= Request 1 =
Reproduce the passage on fitting QLoRA training into limited VRAM, word for word and in full.

··· Source extract

While ABST was designed to handle the demanding VRAM constraints of concurrent diffusion models, diffusion stacks lack standardization for reproducible benchmarking. Large Language Models provide a more rigorous baseline.

A 72B quantized backbone requires approximately 40 GB of VRAM. Standard QLoRA cannot fit this on a 24 GB consumer GPU under any configuration. By utilizing ABST, a Qwen2.5-72B QLoRA training run peaks at 17.1 GB VRAM.

The cost is per-step time. ABST trades raw speed for access, enabling a 72B QLoRA training run to execute entirely on a single 24 GB card.

Why this is hard

QLoRA in one line:

  LoRA(x) = W_q · x + B · (A · x)

W_q is the 4-bit frozen weight. A and B are the trainable low-rank adapters. Every layer's W_q must be resident on the GPU at the exact moment that layer is computed. For Qwen2.5-72B, the quantized backbone is ~40 GB, which strictly exceeds the capacity of a 24 GB card.

The standard approaches either change the math or require additional hardware:

Gradient checkpointing trades VRAM for FLOPs by recomputing activations on the backward pass. Gradients stay mathematically identical — you pay roughly a third more compute per step.
CPU offload of optimizer state (ZeRO-Offload, FSDP) keeps weights on GPU and pushes the optimizer to the host between steps. The weights themselves remain resident while compute is running.
Pipeline and tensor parallelism shard the model across multiple GPUs. Solves the memory problem by adding cards. Ineffective on a single card.

None of these keep almost all of the weights off the GPU during layer computation and still produce the exact same gradient as standard QLoRA.

The execution model

A transformer is a strict sequence of block computations. Each block depends only on the output of the previous one:

  h_0 = embed(x)
  h_1 = block_1(h_0)
  h_2 = block_2(h_1)
  ...
  h_N = block_N(h_{N-1})
  y   = lm_head(h_N)

······
··· Material to process

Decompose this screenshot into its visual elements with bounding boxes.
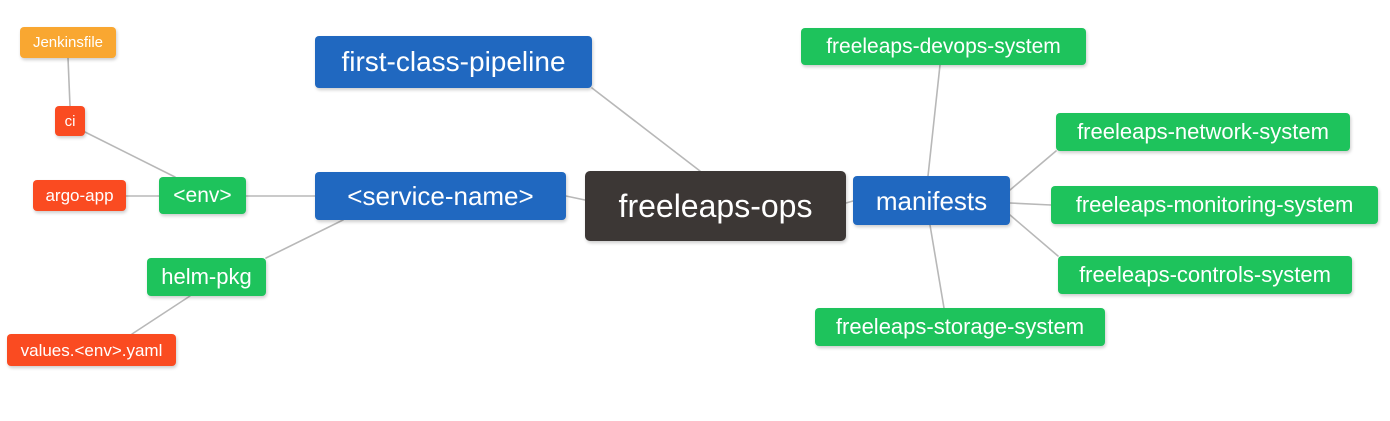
node-label-values-env-yaml: values.<env>.yaml (20, 340, 163, 360)
mindmap-node-service-name[interactable]: <service-name> (315, 172, 566, 220)
node-label-service-name: <service-name> (347, 181, 534, 211)
node-label-helm-pkg: helm-pkg (161, 264, 252, 289)
node-label-freeleaps-ops: freeleaps-ops (618, 188, 813, 224)
node-label-freeleaps-devops-system: freeleaps-devops-system (826, 35, 1061, 58)
edge-freeleaps-devops-system-to-manifests (927, 64, 941, 177)
mindmap-node-freeleaps-ops[interactable]: freeleaps-ops (585, 171, 846, 241)
edge-ci-to-env (84, 131, 176, 178)
edge-service-name-to-freeleaps-ops (565, 195, 586, 201)
mindmap-node-freeleaps-storage-system[interactable]: freeleaps-storage-system (815, 308, 1105, 346)
node-label-first-class-pipeline: first-class-pipeline (341, 46, 566, 77)
edge-helm-pkg-to-service-name (265, 219, 344, 259)
node-label-env: <env> (173, 184, 232, 207)
mindmap-node-helm-pkg[interactable]: helm-pkg (147, 258, 266, 296)
edge-jenkinsfile-to-ci (67, 57, 71, 107)
mindmap-node-freeleaps-network-system[interactable]: freeleaps-network-system (1056, 113, 1350, 151)
node-label-freeleaps-monitoring-system: freeleaps-monitoring-system (1075, 192, 1354, 217)
edge-freeleaps-storage-system-to-manifests (929, 224, 945, 309)
mindmap-node-argo-app[interactable]: argo-app (33, 180, 126, 211)
node-label-jenkinsfile: Jenkinsfile (32, 34, 104, 51)
node-label-freeleaps-network-system: freeleaps-network-system (1077, 119, 1329, 144)
edge-first-class-pipeline-to-freeleaps-ops (591, 87, 701, 172)
mindmap-node-freeleaps-devops-system[interactable]: freeleaps-devops-system (801, 28, 1086, 65)
mindmap-node-ci[interactable]: ci (55, 106, 85, 136)
edge-values-env-yaml-to-helm-pkg (131, 295, 191, 335)
mindmap-node-first-class-pipeline[interactable]: first-class-pipeline (315, 36, 592, 88)
node-label-ci: ci (64, 112, 76, 130)
mindmap-node-jenkinsfile[interactable]: Jenkinsfile (20, 27, 116, 58)
mindmap-node-freeleaps-controls-system[interactable]: freeleaps-controls-system (1058, 256, 1352, 294)
edge-freeleaps-monitoring-system-to-manifests (1009, 202, 1052, 206)
node-label-manifests: manifests (875, 185, 988, 216)
edge-freeleaps-network-system-to-manifests (1009, 150, 1057, 191)
node-label-argo-app: argo-app (45, 186, 114, 205)
edge-freeleaps-ops-to-manifests (845, 200, 854, 204)
mindmap-node-env[interactable]: <env> (159, 177, 246, 214)
node-label-freeleaps-storage-system: freeleaps-storage-system (835, 314, 1085, 339)
mindmap-node-freeleaps-monitoring-system[interactable]: freeleaps-monitoring-system (1051, 186, 1378, 224)
mindmap-node-values-env-yaml[interactable]: values.<env>.yaml (7, 334, 176, 366)
node-label-freeleaps-controls-system: freeleaps-controls-system (1079, 262, 1331, 287)
mindmap-node-manifests[interactable]: manifests (853, 176, 1010, 225)
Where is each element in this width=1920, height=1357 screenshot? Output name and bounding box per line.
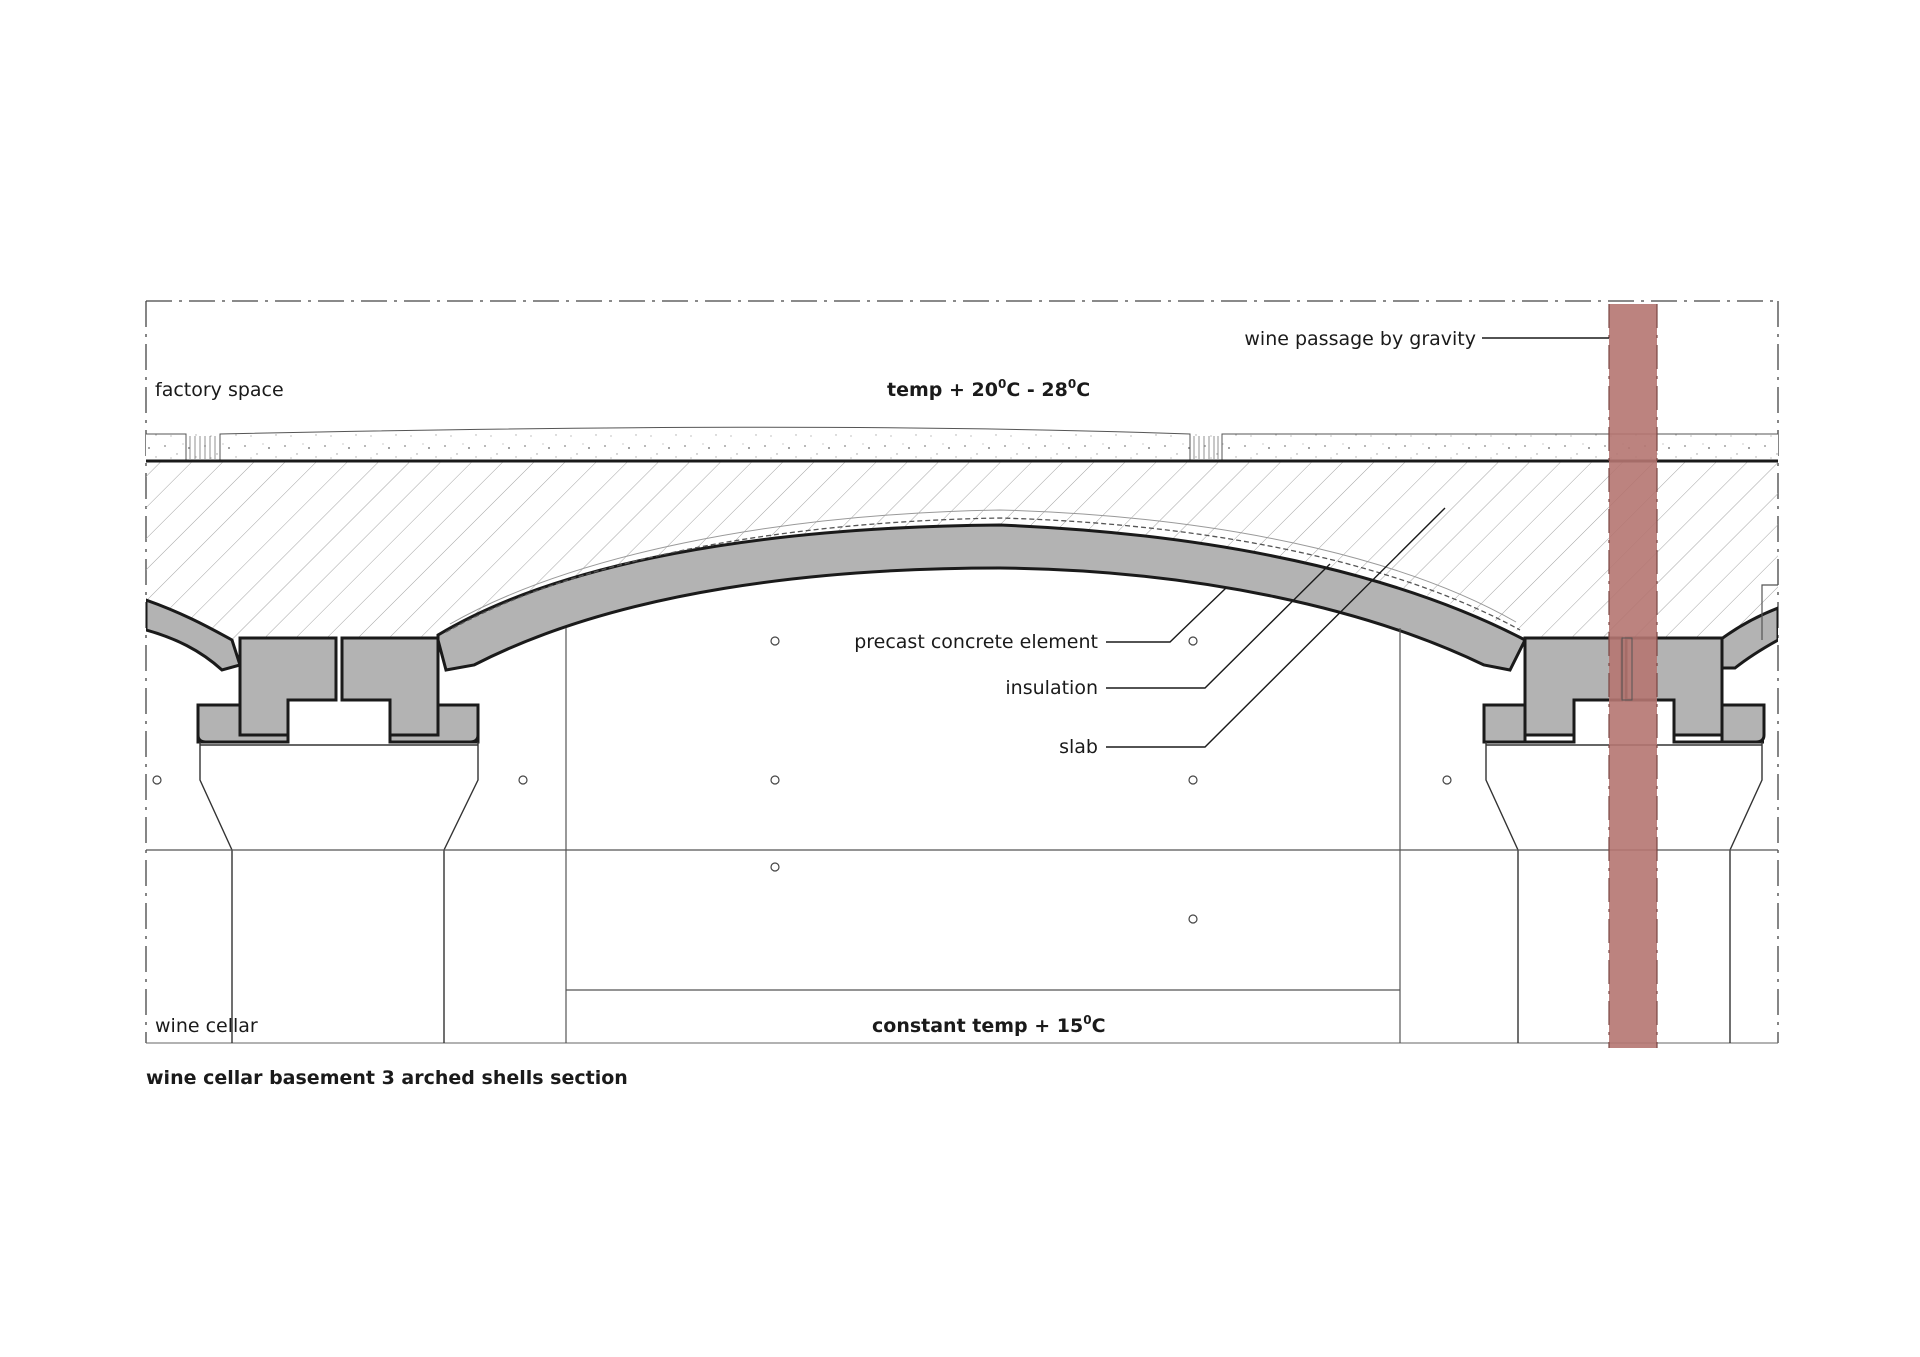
background-walls [146, 584, 1778, 1043]
top-temp-label: temp + 200C - 280C [887, 377, 1090, 401]
precast-arch-left [146, 598, 242, 672]
columns [199, 742, 1763, 1043]
bottom-temp-label: constant temp + 150C [872, 1013, 1106, 1037]
beam-joint-left [196, 636, 480, 744]
insulation-label: insulation [1005, 677, 1098, 699]
factory-space-label: factory space [155, 379, 284, 401]
tie-holes [152, 636, 1452, 924]
pipe-edges [1608, 304, 1658, 1048]
wine-passage-label: wine passage by gravity [1244, 328, 1476, 350]
pipe-joint [1621, 637, 1633, 701]
fill-zone-hatch [146, 460, 1778, 640]
leader-lines [1106, 337, 1609, 748]
insulation-layer [445, 517, 1521, 633]
wine-cellar-label: wine cellar [155, 1015, 258, 1037]
drawing-caption: wine cellar basement 3 arched shells sec… [146, 1067, 628, 1089]
precast-label: precast concrete element [854, 631, 1098, 653]
wine-passage-pipe [1609, 304, 1657, 1048]
floor-screed [146, 426, 1778, 460]
insulation-outer [449, 509, 1517, 625]
precast-arch-center [436, 523, 1528, 672]
precast-arch-right [1718, 606, 1778, 670]
section-frame [145, 300, 1779, 1043]
slab-label: slab [1059, 736, 1098, 758]
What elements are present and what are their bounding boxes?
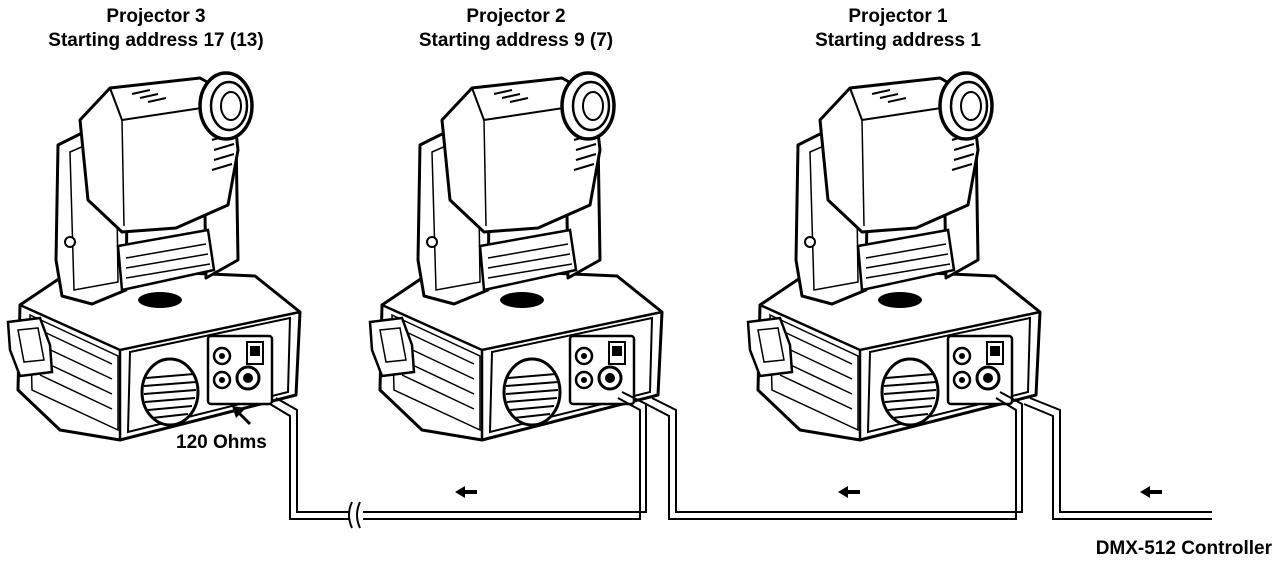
signal-direction-arrow-icon <box>455 486 477 498</box>
signal-direction-arrow-icon <box>838 486 860 498</box>
dmx-cable <box>269 391 1212 520</box>
projector-3-title: Projector 3 <box>106 6 206 27</box>
projector-3-fixture-icon <box>6 71 302 442</box>
projector-2-address: Starting address 9 (7) <box>418 30 614 51</box>
projector-2-title: Projector 2 <box>466 6 566 27</box>
projector-1-title: Projector 1 <box>848 6 948 27</box>
projector-1-fixture-icon <box>746 71 1042 442</box>
controller-label: DMX-512 Controller <box>1095 538 1272 559</box>
signal-direction-arrow-icon <box>1140 486 1162 498</box>
terminator-pointer-icon <box>232 406 252 426</box>
terminator-label: 120 Ohms <box>176 432 267 453</box>
projector-1-address: Starting address 1 <box>815 30 981 51</box>
projector-3-address: Starting address 17 (13) <box>48 30 264 51</box>
projector-2-fixture-icon <box>368 71 664 442</box>
cable-break-icon <box>348 501 363 529</box>
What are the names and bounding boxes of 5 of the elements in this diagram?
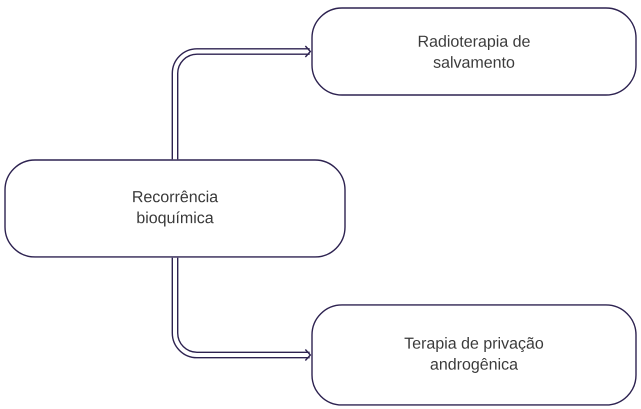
rounded-box: Radioterapia de salvamento: [311, 7, 637, 96]
rounded-box: Recorrência bioquímica: [4, 159, 346, 258]
arrow: [172, 258, 312, 361]
arrow: [172, 46, 312, 160]
rounded-box: Terapia de privação androgênica: [311, 304, 637, 406]
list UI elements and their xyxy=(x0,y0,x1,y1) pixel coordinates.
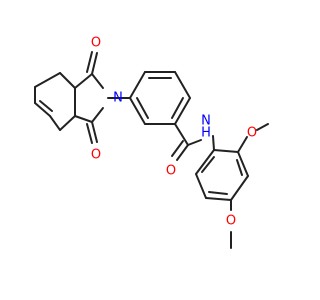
bond xyxy=(212,135,215,151)
bond xyxy=(34,102,51,117)
bond xyxy=(74,115,93,123)
nitrogen-label-amide: N xyxy=(201,114,211,129)
aromatic-inner-bond xyxy=(201,156,215,173)
bond xyxy=(91,73,104,89)
carbonyl-bond xyxy=(86,123,93,144)
bond xyxy=(129,71,146,99)
aromatic-inner-bond xyxy=(236,159,243,176)
double-bond-inner xyxy=(39,100,53,112)
bond xyxy=(195,173,207,199)
nitrogen-label-imide: N xyxy=(113,91,123,106)
carbonyl-bond xyxy=(91,52,98,75)
bond xyxy=(49,115,61,131)
bond xyxy=(34,72,61,88)
hydrogen-label-amide: H xyxy=(201,126,211,141)
oxygen-label-amide: O xyxy=(166,164,176,179)
bond xyxy=(91,107,104,123)
bond xyxy=(237,151,249,177)
oxygen-label-methoxy-upper: O xyxy=(247,126,257,141)
bond xyxy=(59,115,76,131)
bond xyxy=(205,197,232,201)
bond xyxy=(213,149,239,153)
bond xyxy=(230,175,249,201)
carbonyl-bond xyxy=(86,51,93,73)
aromatic-inner-bond xyxy=(171,97,184,119)
aromatic-inner-bond xyxy=(136,97,149,119)
bond xyxy=(174,123,189,146)
oxygen-label-imide-bottom: O xyxy=(91,148,101,163)
bond xyxy=(74,73,93,89)
bond xyxy=(195,149,215,175)
bond xyxy=(237,136,248,153)
bond xyxy=(129,97,146,125)
carbonyl-bond xyxy=(91,121,98,143)
carbonyl-bond xyxy=(176,144,189,161)
oxygen-label-methoxy-lower: O xyxy=(226,214,236,229)
aromatic-inner-bond xyxy=(208,191,228,195)
bond xyxy=(256,123,269,131)
bond xyxy=(174,97,191,125)
bond xyxy=(59,72,76,89)
bond xyxy=(187,139,202,146)
carbonyl-bond xyxy=(171,140,184,157)
chemical-structure-diagram: O O N O N H O O xyxy=(34,36,269,249)
bond xyxy=(174,71,191,99)
oxygen-label-imide-top: O xyxy=(91,36,101,51)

······

= Request 2 =
In the records, change "precast" to "prefab" across the stretch from the line containing "background-walls [146, 584, 1778, 1043]" through the line containing "What elements are", leaving everything else unchanged. Output only those lines.

= Task result 1 =
While ABST was designed to handle the demanding VRAM constraints of concurrent diffusion models, diffusion stacks lack standardization for reproducible benchmarking. Large Language Models provide a more rigorous baseline.

A 72B quantized backbone requires approximately 40 GB of VRAM. Standard QLoRA cannot fit this on a 24 GB consumer GPU under any configuration. By utilizing ABST, a Qwen2.5-72B QLoRA training run peaks at 17.1 GB VRAM.

The cost is per-step time. ABST trades raw speed for access, enabling a 72B QLoRA training run to execute entirely on a single 24 GB card.

Why this is hard

QLoRA in one line:

  LoRA(x) = W_q · x + B · (A · x)

W_q is the 4-bit frozen weight. A and B are the trainable low-rank adapters. Every layer's W_q must be resident on the GPU at the exact moment that layer is computed. For Qwen2.5-72B, the quantized backbone is ~40 GB, which strictly exceeds the capacity of a 24 GB card.

The standard approaches either change the math or require additional hardware:

Gradient checkpointing trades VRAM for FLOPs by recomputing activations on the backward pass. Gradients stay mathematically identical — you pay roughly a third more compute per step.
CPU offload of optimizer state (ZeRO-Offload, FSDP) keeps weights on GPU and pushes the optimizer to the host between steps. The weights themselves remain resident while compute is running.
Pipeline and tensor parallelism shard the model across multiple GPUs. Solves the memory problem by adding cards. Ineffective on a single card.

None of these keep almost all of the weights off the GPU during layer computation and still produce the exact same gradient as standard QLoRA.

The execution model

A transformer is a strict sequence of block computations. Each block depends only on the output of the previous one:

  h_0 = embed(x)
  h_1 = block_1(h_0)
  h_2 = block_2(h_1)
  ...
  h_N = block_N(h_{N-1})
  y   = lm_head(h_N)

= Task result 2 =
background-walls [146, 584, 1778, 1043]
top-temp-label: temp + 200C - 280C [887, 377, 1090, 401]
prefab-arch-left [146, 598, 242, 672]
columns [199, 742, 1763, 1043]
bottom-temp-label: constant temp + 150C [872, 1013, 1106, 1037]
beam-joint-left [196, 636, 480, 744]
insulation-label: insulation [1005, 677, 1098, 699]
factory-space-label: factory space [155, 379, 284, 401]
tie-holes [152, 636, 1452, 924]
pipe-edges [1608, 304, 1658, 1048]
wine-passage-label: wine passage by gravity [1244, 328, 1476, 350]
pipe-joint [1621, 637, 1633, 701]
fill-zone-hatch [146, 460, 1778, 640]
leader-lines [1106, 337, 1609, 748]
insulation-layer [445, 517, 1521, 633]
wine-cellar-label: wine cellar [155, 1015, 258, 1037]
drawing-caption: wine cellar basement 3 arched shells sec… [146, 1067, 628, 1089]
prefab-label: prefab concrete element [854, 631, 1098, 653]
wine-passage-pipe [1609, 304, 1657, 1048]
floor-screed [146, 426, 1778, 460]
insulation-outer [449, 509, 1517, 625]
prefab-arch-center [436, 523, 1528, 672]
prefab-arch-right [1718, 606, 1778, 670]
section-frame [145, 300, 1779, 1043]
slab-label: slab [1059, 736, 1098, 758]
What elements are present and what are their bounding boxes?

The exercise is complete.